_Set task_
Select the lines below containing the word "Write".

>> START Raw records

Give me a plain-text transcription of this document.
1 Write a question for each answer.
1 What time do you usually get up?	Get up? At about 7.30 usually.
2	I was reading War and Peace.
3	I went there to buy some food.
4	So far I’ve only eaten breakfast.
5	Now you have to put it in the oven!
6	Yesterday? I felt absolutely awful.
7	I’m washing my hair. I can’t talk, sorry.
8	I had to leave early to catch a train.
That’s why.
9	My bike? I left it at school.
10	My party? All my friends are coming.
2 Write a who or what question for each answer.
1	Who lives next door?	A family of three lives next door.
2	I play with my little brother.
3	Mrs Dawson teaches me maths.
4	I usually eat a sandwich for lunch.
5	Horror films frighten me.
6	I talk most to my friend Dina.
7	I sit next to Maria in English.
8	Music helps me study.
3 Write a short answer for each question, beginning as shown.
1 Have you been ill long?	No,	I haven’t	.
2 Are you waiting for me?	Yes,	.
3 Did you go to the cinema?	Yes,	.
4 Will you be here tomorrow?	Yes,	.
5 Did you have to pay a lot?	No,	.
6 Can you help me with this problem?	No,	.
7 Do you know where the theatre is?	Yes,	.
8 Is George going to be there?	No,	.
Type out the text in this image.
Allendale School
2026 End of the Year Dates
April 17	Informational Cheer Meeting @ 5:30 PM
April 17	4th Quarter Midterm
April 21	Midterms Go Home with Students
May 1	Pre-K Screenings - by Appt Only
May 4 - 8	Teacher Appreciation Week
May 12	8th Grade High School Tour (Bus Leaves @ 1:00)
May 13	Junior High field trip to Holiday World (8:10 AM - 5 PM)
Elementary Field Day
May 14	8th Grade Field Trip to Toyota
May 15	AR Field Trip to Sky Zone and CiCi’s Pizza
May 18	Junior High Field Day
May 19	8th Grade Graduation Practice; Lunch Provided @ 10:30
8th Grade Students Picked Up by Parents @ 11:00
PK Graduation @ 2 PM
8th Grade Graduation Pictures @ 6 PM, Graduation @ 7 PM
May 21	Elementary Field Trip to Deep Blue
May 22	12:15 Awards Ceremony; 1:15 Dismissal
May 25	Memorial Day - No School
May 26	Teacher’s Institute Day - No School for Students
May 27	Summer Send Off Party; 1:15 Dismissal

>> END Raw records
>> START Raw records

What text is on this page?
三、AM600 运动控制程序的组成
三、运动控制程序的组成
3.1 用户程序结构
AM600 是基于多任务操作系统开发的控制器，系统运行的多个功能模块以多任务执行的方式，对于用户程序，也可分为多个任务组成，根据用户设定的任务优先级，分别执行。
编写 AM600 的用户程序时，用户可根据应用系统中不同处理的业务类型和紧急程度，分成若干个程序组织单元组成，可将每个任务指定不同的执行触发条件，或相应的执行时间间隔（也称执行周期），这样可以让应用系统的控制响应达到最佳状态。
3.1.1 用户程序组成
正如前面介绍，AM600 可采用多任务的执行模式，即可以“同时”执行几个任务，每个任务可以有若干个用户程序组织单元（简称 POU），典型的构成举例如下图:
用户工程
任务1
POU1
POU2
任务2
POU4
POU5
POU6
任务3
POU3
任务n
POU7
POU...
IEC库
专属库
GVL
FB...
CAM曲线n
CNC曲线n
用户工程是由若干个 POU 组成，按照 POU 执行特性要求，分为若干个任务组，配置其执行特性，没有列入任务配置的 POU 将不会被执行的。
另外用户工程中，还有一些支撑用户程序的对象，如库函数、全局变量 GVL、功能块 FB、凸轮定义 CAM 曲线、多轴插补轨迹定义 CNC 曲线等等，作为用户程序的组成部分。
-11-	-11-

>> END Raw records
>> START Raw records

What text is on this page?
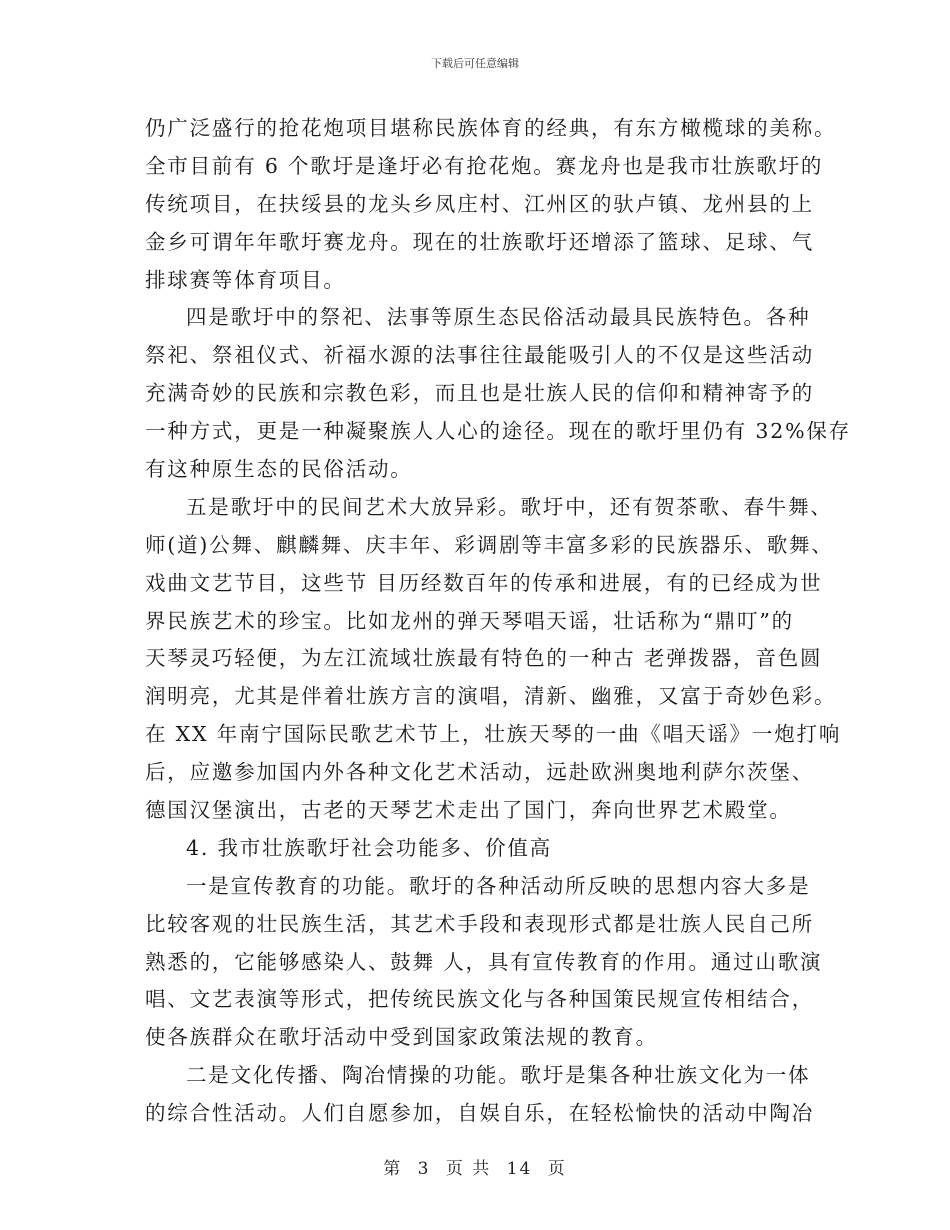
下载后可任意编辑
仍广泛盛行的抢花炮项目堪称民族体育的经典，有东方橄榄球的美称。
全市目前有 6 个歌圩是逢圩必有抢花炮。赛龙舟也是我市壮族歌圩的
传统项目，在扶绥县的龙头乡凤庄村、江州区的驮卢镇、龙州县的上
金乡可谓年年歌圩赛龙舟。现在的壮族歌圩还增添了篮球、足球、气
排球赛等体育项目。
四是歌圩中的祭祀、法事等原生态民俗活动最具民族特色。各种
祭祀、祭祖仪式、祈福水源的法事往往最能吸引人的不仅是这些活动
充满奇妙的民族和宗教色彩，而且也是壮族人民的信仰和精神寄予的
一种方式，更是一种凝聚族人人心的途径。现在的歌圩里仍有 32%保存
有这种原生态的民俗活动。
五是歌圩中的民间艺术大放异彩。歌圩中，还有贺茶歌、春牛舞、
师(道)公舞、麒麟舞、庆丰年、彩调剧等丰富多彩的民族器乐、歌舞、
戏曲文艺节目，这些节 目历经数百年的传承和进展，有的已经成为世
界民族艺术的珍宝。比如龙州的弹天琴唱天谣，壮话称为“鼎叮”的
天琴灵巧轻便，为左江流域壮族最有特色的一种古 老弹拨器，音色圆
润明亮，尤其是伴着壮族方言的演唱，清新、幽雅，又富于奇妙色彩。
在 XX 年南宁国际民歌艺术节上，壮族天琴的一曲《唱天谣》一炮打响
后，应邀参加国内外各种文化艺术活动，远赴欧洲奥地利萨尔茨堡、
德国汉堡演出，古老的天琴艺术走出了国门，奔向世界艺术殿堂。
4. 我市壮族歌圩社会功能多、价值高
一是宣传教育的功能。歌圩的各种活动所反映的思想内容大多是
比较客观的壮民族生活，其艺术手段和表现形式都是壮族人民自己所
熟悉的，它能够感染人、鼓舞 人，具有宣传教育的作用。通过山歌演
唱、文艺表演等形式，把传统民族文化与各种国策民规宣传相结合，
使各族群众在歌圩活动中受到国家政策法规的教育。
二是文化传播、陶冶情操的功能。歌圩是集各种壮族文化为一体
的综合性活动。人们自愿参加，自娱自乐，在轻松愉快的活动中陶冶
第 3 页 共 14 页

>> END Raw records

_Response to the exercise_
1 Write a question for each answer.
2 Write a who or what question for each answer.
3 Write a short answer for each question, beginning as shown.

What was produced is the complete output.